--- Begin Material provided ---

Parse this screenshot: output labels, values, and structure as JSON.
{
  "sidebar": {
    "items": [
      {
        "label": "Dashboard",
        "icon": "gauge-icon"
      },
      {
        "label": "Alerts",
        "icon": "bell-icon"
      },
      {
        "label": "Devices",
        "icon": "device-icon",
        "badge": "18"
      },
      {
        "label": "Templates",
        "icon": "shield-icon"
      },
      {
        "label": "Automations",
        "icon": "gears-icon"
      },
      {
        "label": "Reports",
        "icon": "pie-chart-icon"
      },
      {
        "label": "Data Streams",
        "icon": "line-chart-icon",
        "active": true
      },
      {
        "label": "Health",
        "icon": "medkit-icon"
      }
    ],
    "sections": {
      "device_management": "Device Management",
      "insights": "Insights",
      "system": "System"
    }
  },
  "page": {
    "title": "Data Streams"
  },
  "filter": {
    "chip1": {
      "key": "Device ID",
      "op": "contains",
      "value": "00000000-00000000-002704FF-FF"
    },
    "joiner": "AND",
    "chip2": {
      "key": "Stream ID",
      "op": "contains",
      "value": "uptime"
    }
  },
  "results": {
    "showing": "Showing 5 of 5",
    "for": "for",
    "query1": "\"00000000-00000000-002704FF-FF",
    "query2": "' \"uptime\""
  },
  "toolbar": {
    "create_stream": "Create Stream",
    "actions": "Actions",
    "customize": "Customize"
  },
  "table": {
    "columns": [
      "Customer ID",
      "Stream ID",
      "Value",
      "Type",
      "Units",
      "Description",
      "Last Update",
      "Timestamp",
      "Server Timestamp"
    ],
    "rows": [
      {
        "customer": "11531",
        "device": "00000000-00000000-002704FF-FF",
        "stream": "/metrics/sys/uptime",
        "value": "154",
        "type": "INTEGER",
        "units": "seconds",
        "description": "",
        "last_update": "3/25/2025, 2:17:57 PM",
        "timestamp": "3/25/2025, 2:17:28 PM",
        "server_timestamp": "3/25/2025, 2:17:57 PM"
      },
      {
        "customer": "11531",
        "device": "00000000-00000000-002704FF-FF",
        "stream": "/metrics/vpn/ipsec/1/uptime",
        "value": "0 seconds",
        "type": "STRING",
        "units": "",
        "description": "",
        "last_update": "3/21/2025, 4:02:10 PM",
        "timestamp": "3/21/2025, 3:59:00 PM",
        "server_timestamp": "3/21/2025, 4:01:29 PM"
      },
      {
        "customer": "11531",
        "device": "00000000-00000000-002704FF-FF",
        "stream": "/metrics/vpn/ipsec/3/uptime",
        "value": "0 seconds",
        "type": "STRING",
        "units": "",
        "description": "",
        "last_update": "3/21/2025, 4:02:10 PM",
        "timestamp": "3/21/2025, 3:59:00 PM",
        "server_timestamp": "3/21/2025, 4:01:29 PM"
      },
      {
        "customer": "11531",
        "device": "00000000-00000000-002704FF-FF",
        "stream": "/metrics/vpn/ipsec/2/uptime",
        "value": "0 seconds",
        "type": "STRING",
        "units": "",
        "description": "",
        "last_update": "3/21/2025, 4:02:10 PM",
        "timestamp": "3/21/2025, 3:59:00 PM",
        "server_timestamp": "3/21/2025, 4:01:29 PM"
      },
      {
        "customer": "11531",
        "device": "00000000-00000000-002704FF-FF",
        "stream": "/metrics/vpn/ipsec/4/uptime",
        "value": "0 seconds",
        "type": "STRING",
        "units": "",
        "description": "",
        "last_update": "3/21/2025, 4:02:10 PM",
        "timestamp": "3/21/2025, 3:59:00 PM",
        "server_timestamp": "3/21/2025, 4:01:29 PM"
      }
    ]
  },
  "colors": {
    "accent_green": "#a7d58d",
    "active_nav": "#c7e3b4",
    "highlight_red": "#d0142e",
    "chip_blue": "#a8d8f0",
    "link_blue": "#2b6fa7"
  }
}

--- End Material provided ---

Description of the task ::
Copy out each line of the data containing the string "Streams".

Output for this exercise ::
        "label": "Data Streams",
    "title": "Data Streams"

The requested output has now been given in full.